■ **Supplied records**:
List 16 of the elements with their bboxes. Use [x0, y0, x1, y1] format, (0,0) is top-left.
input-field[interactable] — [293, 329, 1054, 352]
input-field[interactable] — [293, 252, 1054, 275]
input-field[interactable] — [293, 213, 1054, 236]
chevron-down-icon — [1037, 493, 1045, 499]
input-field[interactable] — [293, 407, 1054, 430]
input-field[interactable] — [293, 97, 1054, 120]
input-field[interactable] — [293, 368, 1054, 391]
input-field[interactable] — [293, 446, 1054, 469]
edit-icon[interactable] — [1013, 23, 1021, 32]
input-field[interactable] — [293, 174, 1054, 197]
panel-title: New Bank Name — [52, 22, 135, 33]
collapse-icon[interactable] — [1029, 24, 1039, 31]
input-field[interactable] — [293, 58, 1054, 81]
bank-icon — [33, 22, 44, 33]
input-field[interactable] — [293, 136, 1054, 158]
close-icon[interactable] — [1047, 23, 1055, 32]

■ **Work instructions**: Can you reproduce every one of the records above word for word, changing nothing?

■ **Correct response**:
List 16 of the elements with their bboxes. Use [x0, y0, x1, y1] format, (0,0) is top-left.
input-field[interactable] — [293, 329, 1054, 352]
input-field[interactable] — [293, 252, 1054, 275]
input-field[interactable] — [293, 213, 1054, 236]
chevron-down-icon — [1037, 493, 1045, 499]
input-field[interactable] — [293, 407, 1054, 430]
input-field[interactable] — [293, 97, 1054, 120]
input-field[interactable] — [293, 368, 1054, 391]
input-field[interactable] — [293, 446, 1054, 469]
edit-icon[interactable] — [1013, 23, 1021, 32]
input-field[interactable] — [293, 174, 1054, 197]
panel-title: New Bank Name — [52, 22, 135, 33]
collapse-icon[interactable] — [1029, 24, 1039, 31]
input-field[interactable] — [293, 58, 1054, 81]
bank-icon — [33, 22, 44, 33]
input-field[interactable] — [293, 136, 1054, 158]
close-icon[interactable] — [1047, 23, 1055, 32]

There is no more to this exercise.